╭─ Records to process

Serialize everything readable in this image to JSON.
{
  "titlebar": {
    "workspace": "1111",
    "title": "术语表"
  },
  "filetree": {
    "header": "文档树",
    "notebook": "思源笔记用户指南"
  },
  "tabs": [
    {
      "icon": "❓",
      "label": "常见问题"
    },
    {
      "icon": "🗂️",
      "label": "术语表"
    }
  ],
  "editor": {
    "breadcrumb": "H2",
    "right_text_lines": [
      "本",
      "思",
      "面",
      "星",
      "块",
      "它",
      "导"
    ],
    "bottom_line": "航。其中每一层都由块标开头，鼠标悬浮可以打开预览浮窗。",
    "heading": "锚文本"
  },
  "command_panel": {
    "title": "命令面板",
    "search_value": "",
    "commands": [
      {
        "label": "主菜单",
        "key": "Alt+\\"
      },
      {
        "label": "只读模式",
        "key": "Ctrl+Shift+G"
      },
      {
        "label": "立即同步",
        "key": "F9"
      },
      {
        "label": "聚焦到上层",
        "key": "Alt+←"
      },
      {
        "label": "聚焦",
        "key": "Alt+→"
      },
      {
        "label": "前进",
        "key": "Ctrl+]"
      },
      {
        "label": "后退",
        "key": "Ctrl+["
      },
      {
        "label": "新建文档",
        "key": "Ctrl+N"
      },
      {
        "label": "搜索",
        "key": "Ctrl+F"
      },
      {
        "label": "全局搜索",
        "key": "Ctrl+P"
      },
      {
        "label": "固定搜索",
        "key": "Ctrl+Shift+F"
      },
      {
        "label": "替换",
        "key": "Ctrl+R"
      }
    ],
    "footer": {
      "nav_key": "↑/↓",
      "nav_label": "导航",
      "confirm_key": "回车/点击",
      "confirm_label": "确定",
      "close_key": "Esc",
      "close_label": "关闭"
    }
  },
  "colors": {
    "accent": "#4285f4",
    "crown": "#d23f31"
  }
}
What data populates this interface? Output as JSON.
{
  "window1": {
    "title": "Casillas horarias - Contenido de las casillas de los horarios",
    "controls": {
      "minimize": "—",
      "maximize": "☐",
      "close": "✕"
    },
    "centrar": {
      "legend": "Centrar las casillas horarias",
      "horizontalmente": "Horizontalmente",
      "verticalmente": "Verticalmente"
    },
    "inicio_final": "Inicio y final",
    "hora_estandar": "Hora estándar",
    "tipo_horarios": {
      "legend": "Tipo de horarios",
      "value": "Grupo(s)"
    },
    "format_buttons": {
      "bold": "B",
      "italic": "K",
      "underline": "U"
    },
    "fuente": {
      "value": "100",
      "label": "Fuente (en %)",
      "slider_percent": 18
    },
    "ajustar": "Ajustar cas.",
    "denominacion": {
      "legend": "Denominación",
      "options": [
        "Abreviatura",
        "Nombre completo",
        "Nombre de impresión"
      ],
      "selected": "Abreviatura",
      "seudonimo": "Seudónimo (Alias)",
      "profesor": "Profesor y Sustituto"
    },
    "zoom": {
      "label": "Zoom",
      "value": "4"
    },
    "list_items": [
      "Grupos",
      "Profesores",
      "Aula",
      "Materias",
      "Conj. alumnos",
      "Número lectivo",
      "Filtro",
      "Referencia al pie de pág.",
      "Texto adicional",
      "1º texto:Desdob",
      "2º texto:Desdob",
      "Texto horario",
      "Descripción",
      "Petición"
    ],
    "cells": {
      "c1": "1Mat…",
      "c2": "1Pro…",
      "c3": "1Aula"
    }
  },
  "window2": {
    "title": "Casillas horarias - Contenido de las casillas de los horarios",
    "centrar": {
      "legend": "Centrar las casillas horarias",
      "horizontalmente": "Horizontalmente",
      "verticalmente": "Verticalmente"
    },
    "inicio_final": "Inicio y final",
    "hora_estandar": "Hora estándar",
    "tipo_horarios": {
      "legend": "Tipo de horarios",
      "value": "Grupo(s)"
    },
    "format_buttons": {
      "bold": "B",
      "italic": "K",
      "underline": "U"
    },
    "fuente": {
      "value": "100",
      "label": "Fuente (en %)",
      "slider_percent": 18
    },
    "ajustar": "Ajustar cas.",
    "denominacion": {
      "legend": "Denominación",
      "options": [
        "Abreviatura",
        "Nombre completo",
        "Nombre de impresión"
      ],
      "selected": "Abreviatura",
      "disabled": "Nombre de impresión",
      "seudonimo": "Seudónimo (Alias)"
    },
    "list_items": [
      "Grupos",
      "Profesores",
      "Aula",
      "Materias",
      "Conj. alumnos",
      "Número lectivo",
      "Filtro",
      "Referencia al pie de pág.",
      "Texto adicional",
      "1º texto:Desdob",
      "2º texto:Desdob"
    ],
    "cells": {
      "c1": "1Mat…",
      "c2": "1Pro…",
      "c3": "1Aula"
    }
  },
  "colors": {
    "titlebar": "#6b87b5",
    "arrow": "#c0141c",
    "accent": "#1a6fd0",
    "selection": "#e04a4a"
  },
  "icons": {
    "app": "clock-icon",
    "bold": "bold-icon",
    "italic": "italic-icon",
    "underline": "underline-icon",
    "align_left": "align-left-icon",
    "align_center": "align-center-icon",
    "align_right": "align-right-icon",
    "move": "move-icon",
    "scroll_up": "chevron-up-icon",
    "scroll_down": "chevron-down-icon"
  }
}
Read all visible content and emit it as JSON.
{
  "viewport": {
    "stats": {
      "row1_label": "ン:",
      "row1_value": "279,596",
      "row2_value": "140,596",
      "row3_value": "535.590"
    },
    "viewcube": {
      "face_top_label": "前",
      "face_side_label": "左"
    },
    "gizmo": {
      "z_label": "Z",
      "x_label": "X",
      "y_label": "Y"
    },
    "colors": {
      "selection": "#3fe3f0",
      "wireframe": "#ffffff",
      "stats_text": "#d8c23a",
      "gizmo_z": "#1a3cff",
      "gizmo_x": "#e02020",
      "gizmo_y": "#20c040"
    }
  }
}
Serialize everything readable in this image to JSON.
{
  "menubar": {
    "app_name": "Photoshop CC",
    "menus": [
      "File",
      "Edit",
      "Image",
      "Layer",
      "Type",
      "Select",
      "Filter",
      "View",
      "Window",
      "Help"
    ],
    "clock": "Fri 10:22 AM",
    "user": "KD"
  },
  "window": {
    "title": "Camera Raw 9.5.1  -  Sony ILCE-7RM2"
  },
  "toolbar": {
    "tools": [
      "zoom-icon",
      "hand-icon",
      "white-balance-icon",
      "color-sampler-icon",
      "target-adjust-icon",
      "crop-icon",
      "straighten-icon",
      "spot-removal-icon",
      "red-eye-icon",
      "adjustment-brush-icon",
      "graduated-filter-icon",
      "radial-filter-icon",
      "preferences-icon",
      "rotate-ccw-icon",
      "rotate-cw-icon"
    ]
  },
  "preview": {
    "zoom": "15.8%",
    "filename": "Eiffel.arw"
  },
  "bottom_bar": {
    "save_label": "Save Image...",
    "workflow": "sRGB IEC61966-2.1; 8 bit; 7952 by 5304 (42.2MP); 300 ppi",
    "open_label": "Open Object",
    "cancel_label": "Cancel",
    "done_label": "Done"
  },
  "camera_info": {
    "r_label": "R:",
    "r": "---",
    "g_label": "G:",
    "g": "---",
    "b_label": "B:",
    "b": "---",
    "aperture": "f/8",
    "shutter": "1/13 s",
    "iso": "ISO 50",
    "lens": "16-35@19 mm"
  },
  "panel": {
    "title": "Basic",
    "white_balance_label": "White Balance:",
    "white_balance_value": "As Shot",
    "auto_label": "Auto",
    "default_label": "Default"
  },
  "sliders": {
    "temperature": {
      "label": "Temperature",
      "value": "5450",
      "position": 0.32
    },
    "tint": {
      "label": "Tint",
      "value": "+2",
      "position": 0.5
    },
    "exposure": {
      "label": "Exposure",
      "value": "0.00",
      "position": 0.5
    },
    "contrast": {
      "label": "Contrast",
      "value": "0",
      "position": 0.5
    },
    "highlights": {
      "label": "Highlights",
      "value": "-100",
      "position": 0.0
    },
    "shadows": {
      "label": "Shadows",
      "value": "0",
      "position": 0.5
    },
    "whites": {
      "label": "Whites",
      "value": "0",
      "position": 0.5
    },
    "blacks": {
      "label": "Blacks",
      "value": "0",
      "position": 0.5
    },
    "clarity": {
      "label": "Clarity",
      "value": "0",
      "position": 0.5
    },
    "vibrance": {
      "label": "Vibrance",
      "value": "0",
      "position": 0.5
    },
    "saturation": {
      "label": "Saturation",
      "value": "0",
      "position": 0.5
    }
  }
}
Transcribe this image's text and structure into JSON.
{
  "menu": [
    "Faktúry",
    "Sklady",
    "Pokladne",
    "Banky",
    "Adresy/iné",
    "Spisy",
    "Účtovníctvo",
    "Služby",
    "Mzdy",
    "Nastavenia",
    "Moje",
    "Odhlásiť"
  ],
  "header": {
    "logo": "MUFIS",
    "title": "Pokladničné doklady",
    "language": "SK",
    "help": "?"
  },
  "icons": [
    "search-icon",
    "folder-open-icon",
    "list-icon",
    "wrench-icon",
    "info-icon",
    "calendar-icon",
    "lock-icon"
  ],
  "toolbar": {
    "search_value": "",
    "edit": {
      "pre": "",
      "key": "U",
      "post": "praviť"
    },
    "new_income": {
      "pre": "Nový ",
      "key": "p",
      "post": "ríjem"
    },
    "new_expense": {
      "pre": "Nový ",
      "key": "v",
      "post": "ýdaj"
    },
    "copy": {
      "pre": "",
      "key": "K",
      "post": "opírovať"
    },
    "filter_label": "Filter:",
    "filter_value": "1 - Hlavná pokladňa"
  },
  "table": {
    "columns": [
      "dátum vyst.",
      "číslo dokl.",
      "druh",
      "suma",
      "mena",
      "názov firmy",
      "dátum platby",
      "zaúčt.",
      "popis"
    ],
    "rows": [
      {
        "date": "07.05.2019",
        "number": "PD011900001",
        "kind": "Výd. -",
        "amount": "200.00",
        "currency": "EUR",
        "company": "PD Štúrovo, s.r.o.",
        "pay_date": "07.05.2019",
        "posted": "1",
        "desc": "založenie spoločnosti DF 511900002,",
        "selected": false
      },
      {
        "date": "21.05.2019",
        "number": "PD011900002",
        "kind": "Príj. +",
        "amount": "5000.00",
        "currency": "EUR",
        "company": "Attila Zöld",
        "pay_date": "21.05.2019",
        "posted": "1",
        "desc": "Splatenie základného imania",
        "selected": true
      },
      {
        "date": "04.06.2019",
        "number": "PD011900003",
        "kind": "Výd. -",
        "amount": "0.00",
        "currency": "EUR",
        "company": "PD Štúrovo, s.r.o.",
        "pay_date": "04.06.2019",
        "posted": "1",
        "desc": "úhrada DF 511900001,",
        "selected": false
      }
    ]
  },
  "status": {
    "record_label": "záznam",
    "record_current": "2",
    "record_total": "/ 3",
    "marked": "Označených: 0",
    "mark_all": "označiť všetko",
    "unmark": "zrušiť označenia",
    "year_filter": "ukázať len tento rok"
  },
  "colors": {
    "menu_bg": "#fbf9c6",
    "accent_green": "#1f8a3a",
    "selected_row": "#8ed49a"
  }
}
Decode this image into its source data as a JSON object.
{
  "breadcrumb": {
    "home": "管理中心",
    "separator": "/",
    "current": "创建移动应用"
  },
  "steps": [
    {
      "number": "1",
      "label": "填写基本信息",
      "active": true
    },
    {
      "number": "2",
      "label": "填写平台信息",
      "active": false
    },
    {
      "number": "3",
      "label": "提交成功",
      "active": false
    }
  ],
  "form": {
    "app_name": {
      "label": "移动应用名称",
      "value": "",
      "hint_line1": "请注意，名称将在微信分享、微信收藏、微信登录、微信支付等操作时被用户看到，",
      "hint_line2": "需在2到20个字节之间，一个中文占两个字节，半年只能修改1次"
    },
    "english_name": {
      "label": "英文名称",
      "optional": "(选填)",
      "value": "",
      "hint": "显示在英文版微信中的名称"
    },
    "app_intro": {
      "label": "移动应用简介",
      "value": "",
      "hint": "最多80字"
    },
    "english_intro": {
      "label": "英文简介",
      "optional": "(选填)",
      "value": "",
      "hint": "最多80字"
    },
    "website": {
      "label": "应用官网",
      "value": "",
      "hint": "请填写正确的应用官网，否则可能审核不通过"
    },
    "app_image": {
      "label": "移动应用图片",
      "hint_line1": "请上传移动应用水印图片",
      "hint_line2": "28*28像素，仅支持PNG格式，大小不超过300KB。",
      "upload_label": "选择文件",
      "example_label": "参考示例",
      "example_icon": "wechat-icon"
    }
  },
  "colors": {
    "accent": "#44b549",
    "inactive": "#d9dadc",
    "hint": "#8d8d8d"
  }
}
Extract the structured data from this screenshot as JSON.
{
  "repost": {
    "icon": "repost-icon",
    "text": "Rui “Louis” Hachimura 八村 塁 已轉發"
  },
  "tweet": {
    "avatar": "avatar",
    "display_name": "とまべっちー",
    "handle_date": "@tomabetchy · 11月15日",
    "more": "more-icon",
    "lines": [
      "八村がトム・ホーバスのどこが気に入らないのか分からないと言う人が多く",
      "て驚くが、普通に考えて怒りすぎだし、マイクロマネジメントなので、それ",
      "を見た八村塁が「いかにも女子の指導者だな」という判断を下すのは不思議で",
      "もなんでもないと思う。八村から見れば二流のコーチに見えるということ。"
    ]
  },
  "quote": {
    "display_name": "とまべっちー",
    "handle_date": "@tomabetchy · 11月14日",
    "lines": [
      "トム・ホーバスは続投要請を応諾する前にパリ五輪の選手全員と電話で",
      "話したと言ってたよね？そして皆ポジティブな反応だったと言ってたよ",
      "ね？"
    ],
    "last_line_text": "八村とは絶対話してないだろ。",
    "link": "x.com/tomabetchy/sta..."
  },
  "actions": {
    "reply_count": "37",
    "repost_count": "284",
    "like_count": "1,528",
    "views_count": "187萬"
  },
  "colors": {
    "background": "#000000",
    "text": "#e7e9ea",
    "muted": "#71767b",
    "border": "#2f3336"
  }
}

╰─

### [Problem requirements]
Write the lines out verbatim, from the one with "Extract the structured" through the last line of the entries, and stop there.

### [Answer to this problem]
Extract the structured data from this screenshot as JSON.
{
  "repost": {
    "icon": "repost-icon",
    "text": "Rui “Louis” Hachimura 八村 塁 已轉發"
  },
  "tweet": {
    "avatar": "avatar",
    "display_name": "とまべっちー",
    "handle_date": "@tomabetchy · 11月15日",
    "more": "more-icon",
    "lines": [
      "八村がトム・ホーバスのどこが気に入らないのか分からないと言う人が多く",
      "て驚くが、普通に考えて怒りすぎだし、マイクロマネジメントなので、それ",
      "を見た八村塁が「いかにも女子の指導者だな」という判断を下すのは不思議で",
      "もなんでもないと思う。八村から見れば二流のコーチに見えるということ。"
    ]
  },
  "quote": {
    "display_name": "とまべっちー",
    "handle_date": "@tomabetchy · 11月14日",
    "lines": [
      "トム・ホーバスは続投要請を応諾する前にパリ五輪の選手全員と電話で",
      "話したと言ってたよね？そして皆ポジティブな反応だったと言ってたよ",
      "ね？"
    ],
    "last_line_text": "八村とは絶対話してないだろ。",
    "link": "x.com/tomabetchy/sta..."
  },
  "actions": {
    "reply_count": "37",
    "repost_count": "284",
    "like_count": "1,528",
    "views_count": "187萬"
  },
  "colors": {
    "background": "#000000",
    "text": "#e7e9ea",
    "muted": "#71767b",
    "border": "#2f3336"
  }
}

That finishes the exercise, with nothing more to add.